(Supplied material)
——————————

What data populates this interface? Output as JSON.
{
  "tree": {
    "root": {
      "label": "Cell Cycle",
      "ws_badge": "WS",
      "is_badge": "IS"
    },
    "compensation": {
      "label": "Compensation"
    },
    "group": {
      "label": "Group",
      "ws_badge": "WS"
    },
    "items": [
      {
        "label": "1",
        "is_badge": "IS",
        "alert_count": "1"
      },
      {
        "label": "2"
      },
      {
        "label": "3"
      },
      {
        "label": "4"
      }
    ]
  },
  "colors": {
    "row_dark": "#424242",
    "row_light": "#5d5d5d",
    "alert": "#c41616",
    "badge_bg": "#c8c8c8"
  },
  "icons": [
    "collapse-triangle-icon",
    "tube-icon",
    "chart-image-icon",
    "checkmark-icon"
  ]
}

——————————

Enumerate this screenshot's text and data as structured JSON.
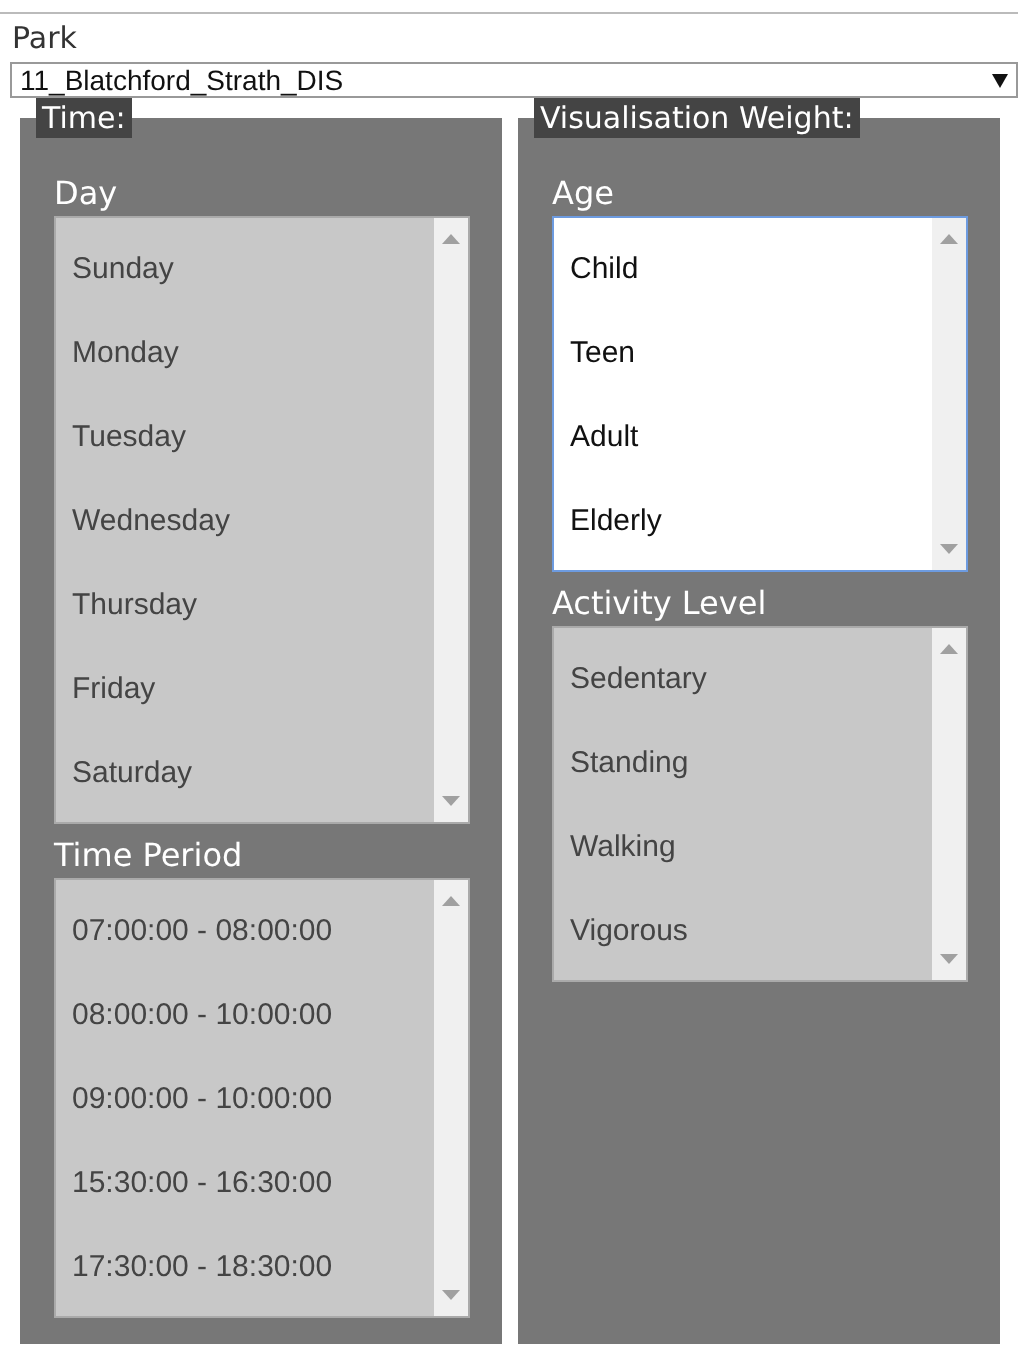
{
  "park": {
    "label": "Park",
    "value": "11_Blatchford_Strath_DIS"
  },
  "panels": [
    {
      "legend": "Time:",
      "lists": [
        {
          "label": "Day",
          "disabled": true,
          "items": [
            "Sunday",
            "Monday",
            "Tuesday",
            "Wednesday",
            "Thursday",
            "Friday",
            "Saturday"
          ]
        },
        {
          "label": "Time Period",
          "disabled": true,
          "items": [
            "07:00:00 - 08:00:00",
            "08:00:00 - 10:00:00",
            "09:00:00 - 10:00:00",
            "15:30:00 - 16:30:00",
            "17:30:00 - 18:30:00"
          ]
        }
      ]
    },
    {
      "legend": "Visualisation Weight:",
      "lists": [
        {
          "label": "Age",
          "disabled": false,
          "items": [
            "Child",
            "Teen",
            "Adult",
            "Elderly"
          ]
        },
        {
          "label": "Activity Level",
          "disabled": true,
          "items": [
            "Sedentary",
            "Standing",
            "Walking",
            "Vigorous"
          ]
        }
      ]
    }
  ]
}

——————————

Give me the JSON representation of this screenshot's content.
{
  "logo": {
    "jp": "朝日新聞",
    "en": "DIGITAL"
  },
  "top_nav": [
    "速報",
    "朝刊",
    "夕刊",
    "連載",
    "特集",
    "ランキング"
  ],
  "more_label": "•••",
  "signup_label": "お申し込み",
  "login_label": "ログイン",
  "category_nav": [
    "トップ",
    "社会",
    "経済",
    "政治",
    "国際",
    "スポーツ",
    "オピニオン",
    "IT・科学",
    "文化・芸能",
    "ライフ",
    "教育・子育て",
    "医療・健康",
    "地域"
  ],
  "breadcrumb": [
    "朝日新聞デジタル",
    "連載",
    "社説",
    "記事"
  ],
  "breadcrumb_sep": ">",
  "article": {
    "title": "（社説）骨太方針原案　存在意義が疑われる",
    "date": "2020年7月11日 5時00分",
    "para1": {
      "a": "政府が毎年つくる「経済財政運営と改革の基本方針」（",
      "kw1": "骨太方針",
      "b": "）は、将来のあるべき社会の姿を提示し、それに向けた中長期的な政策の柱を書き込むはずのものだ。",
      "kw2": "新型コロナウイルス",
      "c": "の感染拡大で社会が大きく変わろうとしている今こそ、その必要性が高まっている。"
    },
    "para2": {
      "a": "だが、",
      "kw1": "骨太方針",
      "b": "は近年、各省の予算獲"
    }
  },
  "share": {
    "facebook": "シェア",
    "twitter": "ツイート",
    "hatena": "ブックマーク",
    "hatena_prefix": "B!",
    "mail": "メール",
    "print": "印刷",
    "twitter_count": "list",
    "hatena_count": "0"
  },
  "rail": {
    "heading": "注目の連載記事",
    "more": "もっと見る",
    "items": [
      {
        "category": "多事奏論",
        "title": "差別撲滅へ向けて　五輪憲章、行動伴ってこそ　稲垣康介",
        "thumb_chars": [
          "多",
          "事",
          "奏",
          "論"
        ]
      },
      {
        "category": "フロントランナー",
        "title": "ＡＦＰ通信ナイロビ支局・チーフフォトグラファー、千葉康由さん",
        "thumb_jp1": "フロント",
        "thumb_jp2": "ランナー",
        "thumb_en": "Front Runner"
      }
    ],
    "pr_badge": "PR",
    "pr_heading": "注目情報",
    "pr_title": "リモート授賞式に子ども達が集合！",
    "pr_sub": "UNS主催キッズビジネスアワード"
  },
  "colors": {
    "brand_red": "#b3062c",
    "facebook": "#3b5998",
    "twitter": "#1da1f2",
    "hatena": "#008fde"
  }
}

——————————

(Requirement) In the listing above, find each line with the word "data" and copy it.

(Output for this task)
What data populates this interface? Output as JSON.
Enumerate this screenshot's text and data as structured JSON.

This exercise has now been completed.